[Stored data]
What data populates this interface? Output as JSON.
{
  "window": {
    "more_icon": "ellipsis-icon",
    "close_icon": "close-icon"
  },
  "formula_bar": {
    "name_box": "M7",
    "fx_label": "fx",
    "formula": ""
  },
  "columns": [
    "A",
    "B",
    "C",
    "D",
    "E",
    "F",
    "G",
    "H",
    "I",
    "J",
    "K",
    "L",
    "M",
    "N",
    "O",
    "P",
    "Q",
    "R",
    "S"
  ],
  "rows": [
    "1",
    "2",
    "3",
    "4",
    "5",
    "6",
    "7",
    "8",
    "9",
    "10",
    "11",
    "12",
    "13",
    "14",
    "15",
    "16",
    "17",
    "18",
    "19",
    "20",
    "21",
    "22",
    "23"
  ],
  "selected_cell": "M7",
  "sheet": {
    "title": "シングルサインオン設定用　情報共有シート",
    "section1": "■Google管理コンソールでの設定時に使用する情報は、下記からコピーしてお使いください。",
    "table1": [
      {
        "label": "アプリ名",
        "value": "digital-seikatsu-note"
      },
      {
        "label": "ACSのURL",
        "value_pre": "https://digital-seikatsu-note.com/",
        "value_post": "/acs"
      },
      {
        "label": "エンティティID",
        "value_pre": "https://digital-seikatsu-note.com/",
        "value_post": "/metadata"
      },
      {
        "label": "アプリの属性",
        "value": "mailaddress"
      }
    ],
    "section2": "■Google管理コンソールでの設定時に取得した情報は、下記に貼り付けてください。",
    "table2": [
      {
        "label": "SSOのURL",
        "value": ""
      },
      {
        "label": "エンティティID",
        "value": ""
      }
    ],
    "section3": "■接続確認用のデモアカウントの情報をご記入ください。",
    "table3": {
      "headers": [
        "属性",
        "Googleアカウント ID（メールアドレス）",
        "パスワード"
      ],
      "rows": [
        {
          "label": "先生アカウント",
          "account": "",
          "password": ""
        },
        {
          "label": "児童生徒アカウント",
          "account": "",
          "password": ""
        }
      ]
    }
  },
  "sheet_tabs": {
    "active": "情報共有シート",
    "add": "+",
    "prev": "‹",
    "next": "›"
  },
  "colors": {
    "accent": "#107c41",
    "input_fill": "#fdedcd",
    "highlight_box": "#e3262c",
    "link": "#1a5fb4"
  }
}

What the exercise asks:
Once more, set down the full listing, verbatim.

Complete output:
What data populates this interface? Output as JSON.
{
  "window": {
    "more_icon": "ellipsis-icon",
    "close_icon": "close-icon"
  },
  "formula_bar": {
    "name_box": "M7",
    "fx_label": "fx",
    "formula": ""
  },
  "columns": [
    "A",
    "B",
    "C",
    "D",
    "E",
    "F",
    "G",
    "H",
    "I",
    "J",
    "K",
    "L",
    "M",
    "N",
    "O",
    "P",
    "Q",
    "R",
    "S"
  ],
  "rows": [
    "1",
    "2",
    "3",
    "4",
    "5",
    "6",
    "7",
    "8",
    "9",
    "10",
    "11",
    "12",
    "13",
    "14",
    "15",
    "16",
    "17",
    "18",
    "19",
    "20",
    "21",
    "22",
    "23"
  ],
  "selected_cell": "M7",
  "sheet": {
    "title": "シングルサインオン設定用　情報共有シート",
    "section1": "■Google管理コンソールでの設定時に使用する情報は、下記からコピーしてお使いください。",
    "table1": [
      {
        "label": "アプリ名",
        "value": "digital-seikatsu-note"
      },
      {
        "label": "ACSのURL",
        "value_pre": "https://digital-seikatsu-note.com/",
        "value_post": "/acs"
      },
      {
        "label": "エンティティID",
        "value_pre": "https://digital-seikatsu-note.com/",
        "value_post": "/metadata"
      },
      {
        "label": "アプリの属性",
        "value": "mailaddress"
      }
    ],
    "section2": "■Google管理コンソールでの設定時に取得した情報は、下記に貼り付けてください。",
    "table2": [
      {
        "label": "SSOのURL",
        "value": ""
      },
      {
        "label": "エンティティID",
        "value": ""
      }
    ],
    "section3": "■接続確認用のデモアカウントの情報をご記入ください。",
    "table3": {
      "headers": [
        "属性",
        "Googleアカウント ID（メールアドレス）",
        "パスワード"
      ],
      "rows": [
        {
          "label": "先生アカウント",
          "account": "",
          "password": ""
        },
        {
          "label": "児童生徒アカウント",
          "account": "",
          "password": ""
        }
      ]
    }
  },
  "sheet_tabs": {
    "active": "情報共有シート",
    "add": "+",
    "prev": "‹",
    "next": "›"
  },
  "colors": {
    "accent": "#107c41",
    "input_fill": "#fdedcd",
    "highlight_box": "#e3262c",
    "link": "#1a5fb4"
  }
}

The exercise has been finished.